#### Stored data

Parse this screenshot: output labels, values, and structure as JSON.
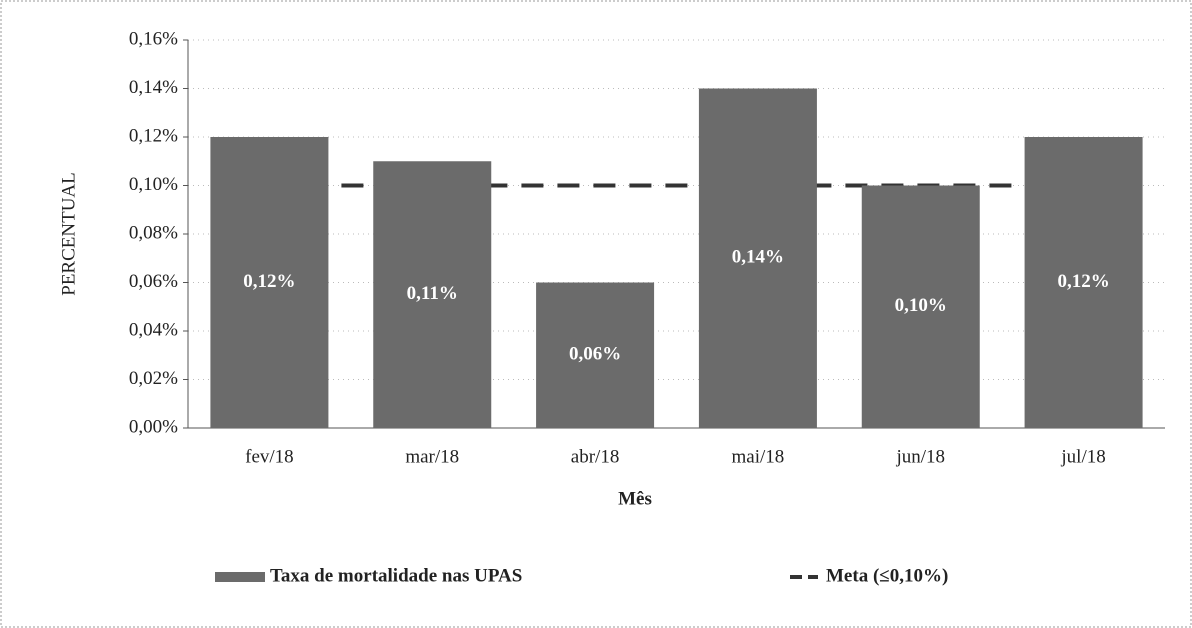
{
  "chart_data": {
    "type": "bar",
    "x_label": "Mês",
    "y_label": "PERCENTUAL",
    "categories": [
      "fev/18",
      "mar/18",
      "abr/18",
      "mai/18",
      "jun/18",
      "jul/18"
    ],
    "series": [
      {
        "name": "Taxa de mortalidade nas UPAS",
        "type": "bar",
        "color": "#6b6b6b",
        "values": [
          0.12,
          0.11,
          0.06,
          0.14,
          0.1,
          0.12
        ],
        "value_labels": [
          "0,12%",
          "0,11%",
          "0,06%",
          "0,14%",
          "0,10%",
          "0,12%"
        ]
      },
      {
        "name": "Meta (≤0,10%)",
        "type": "line",
        "dashed": true,
        "color": "#333333",
        "values": [
          0.1,
          0.1,
          0.1,
          0.1,
          0.1,
          0.1
        ]
      }
    ],
    "ylim": [
      0,
      0.16
    ],
    "yticks": [
      {
        "value": 0,
        "label": "0,00%"
      },
      {
        "value": 0.02,
        "label": "0,02%"
      },
      {
        "value": 0.04,
        "label": "0,04%"
      },
      {
        "value": 0.06,
        "label": "0,06%"
      },
      {
        "value": 0.08,
        "label": "0,08%"
      },
      {
        "value": 0.1,
        "label": "0,10%"
      },
      {
        "value": 0.12,
        "label": "0,12%"
      },
      {
        "value": 0.14,
        "label": "0,14%"
      },
      {
        "value": 0.16,
        "label": "0,16%"
      }
    ],
    "grid": true,
    "legend": "bottom"
  }
}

########

Repeat all of the entries word for word, but omit the pictures.

## Exercise response:
Parse this screenshot: output labels, values, and structure as JSON.
{
  "chart_data": {
    "type": "bar",
    "x_label": "Mês",
    "y_label": "PERCENTUAL",
    "categories": [
      "fev/18",
      "mar/18",
      "abr/18",
      "mai/18",
      "jun/18",
      "jul/18"
    ],
    "series": [
      {
        "name": "Taxa de mortalidade nas UPAS",
        "type": "bar",
        "color": "#6b6b6b",
        "values": [
          0.12,
          0.11,
          0.06,
          0.14,
          0.1,
          0.12
        ],
        "value_labels": [
          "0,12%",
          "0,11%",
          "0,06%",
          "0,14%",
          "0,10%",
          "0,12%"
        ]
      },
      {
        "name": "Meta (≤0,10%)",
        "type": "line",
        "dashed": true,
        "color": "#333333",
        "values": [
          0.1,
          0.1,
          0.1,
          0.1,
          0.1,
          0.1
        ]
      }
    ],
    "ylim": [
      0,
      0.16
    ],
    "yticks": [
      {
        "value": 0,
        "label": "0,00%"
      },
      {
        "value": 0.02,
        "label": "0,02%"
      },
      {
        "value": 0.04,
        "label": "0,04%"
      },
      {
        "value": 0.06,
        "label": "0,06%"
      },
      {
        "value": 0.08,
        "label": "0,08%"
      },
      {
        "value": 0.1,
        "label": "0,10%"
      },
      {
        "value": 0.12,
        "label": "0,12%"
      },
      {
        "value": 0.14,
        "label": "0,14%"
      },
      {
        "value": 0.16,
        "label": "0,16%"
      }
    ],
    "grid": true,
    "legend": "bottom"
  }
}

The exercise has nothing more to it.